*Annotated element entries*

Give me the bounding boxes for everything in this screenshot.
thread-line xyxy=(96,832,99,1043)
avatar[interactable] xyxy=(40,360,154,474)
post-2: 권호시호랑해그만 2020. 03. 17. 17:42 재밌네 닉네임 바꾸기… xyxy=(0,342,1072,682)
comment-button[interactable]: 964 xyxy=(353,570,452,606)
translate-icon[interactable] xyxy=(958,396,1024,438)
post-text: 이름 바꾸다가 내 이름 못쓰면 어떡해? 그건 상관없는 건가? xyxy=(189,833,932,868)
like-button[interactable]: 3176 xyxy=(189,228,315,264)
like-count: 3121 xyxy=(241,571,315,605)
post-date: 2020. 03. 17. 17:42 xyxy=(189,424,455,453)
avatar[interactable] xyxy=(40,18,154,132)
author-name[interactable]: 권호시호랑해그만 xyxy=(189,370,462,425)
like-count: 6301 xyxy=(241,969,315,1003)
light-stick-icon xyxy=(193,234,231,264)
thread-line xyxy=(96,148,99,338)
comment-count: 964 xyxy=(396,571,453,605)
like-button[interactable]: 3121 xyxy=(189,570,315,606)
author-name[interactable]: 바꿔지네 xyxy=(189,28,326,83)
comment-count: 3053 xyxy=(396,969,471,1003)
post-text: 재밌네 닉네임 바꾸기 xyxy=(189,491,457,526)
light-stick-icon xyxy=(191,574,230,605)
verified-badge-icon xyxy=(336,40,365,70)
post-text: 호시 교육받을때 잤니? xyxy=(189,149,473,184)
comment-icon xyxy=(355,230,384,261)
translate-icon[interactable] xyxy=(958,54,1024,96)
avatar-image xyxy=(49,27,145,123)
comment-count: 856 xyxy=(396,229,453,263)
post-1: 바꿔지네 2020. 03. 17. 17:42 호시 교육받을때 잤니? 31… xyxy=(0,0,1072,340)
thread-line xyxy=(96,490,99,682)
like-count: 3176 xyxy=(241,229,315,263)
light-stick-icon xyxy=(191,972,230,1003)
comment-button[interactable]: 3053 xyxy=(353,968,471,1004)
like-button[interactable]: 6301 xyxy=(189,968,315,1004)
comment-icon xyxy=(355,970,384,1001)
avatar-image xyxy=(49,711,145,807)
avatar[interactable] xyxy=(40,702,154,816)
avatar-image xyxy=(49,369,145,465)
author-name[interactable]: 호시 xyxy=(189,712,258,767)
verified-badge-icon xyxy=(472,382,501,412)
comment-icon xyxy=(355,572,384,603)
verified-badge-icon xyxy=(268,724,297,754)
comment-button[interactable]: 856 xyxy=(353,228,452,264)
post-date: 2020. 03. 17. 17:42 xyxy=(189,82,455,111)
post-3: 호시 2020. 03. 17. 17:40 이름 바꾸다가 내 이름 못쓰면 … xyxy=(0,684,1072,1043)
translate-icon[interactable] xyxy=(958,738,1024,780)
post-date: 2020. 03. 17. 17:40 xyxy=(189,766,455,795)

*Problem details*
Return every line of the material above unchanged and in the same order.

*The solution*
Give me the bounding boxes for everything in this screenshot.
thread-line xyxy=(96,832,99,1043)
avatar[interactable] xyxy=(40,360,154,474)
post-2: 권호시호랑해그만 2020. 03. 17. 17:42 재밌네 닉네임 바꾸기… xyxy=(0,342,1072,682)
comment-button[interactable]: 964 xyxy=(353,570,452,606)
translate-icon[interactable] xyxy=(958,396,1024,438)
post-text: 이름 바꾸다가 내 이름 못쓰면 어떡해? 그건 상관없는 건가? xyxy=(189,833,932,868)
like-button[interactable]: 3176 xyxy=(189,228,315,264)
like-count: 3121 xyxy=(241,571,315,605)
post-date: 2020. 03. 17. 17:42 xyxy=(189,424,455,453)
avatar[interactable] xyxy=(40,18,154,132)
author-name[interactable]: 권호시호랑해그만 xyxy=(189,370,462,425)
like-count: 6301 xyxy=(241,969,315,1003)
light-stick-icon xyxy=(193,234,231,264)
thread-line xyxy=(96,148,99,338)
comment-count: 964 xyxy=(396,571,453,605)
like-button[interactable]: 3121 xyxy=(189,570,315,606)
author-name[interactable]: 바꿔지네 xyxy=(189,28,326,83)
comment-count: 3053 xyxy=(396,969,471,1003)
post-text: 재밌네 닉네임 바꾸기 xyxy=(189,491,457,526)
light-stick-icon xyxy=(191,574,230,605)
verified-badge-icon xyxy=(336,40,365,70)
post-text: 호시 교육받을때 잤니? xyxy=(189,149,473,184)
comment-icon xyxy=(355,230,384,261)
translate-icon[interactable] xyxy=(958,54,1024,96)
avatar-image xyxy=(49,27,145,123)
comment-count: 856 xyxy=(396,229,453,263)
post-1: 바꿔지네 2020. 03. 17. 17:42 호시 교육받을때 잤니? 31… xyxy=(0,0,1072,340)
thread-line xyxy=(96,490,99,682)
like-count: 3176 xyxy=(241,229,315,263)
light-stick-icon xyxy=(191,972,230,1003)
comment-button[interactable]: 3053 xyxy=(353,968,471,1004)
like-button[interactable]: 6301 xyxy=(189,968,315,1004)
comment-icon xyxy=(355,970,384,1001)
avatar-image xyxy=(49,711,145,807)
avatar[interactable] xyxy=(40,702,154,816)
avatar-image xyxy=(49,369,145,465)
author-name[interactable]: 호시 xyxy=(189,712,258,767)
verified-badge-icon xyxy=(472,382,501,412)
comment-icon xyxy=(355,572,384,603)
verified-badge-icon xyxy=(268,724,297,754)
comment-button[interactable]: 856 xyxy=(353,228,452,264)
post-date: 2020. 03. 17. 17:42 xyxy=(189,82,455,111)
post-3: 호시 2020. 03. 17. 17:40 이름 바꾸다가 내 이름 못쓰면 … xyxy=(0,684,1072,1043)
translate-icon[interactable] xyxy=(958,738,1024,780)
post-date: 2020. 03. 17. 17:40 xyxy=(189,766,455,795)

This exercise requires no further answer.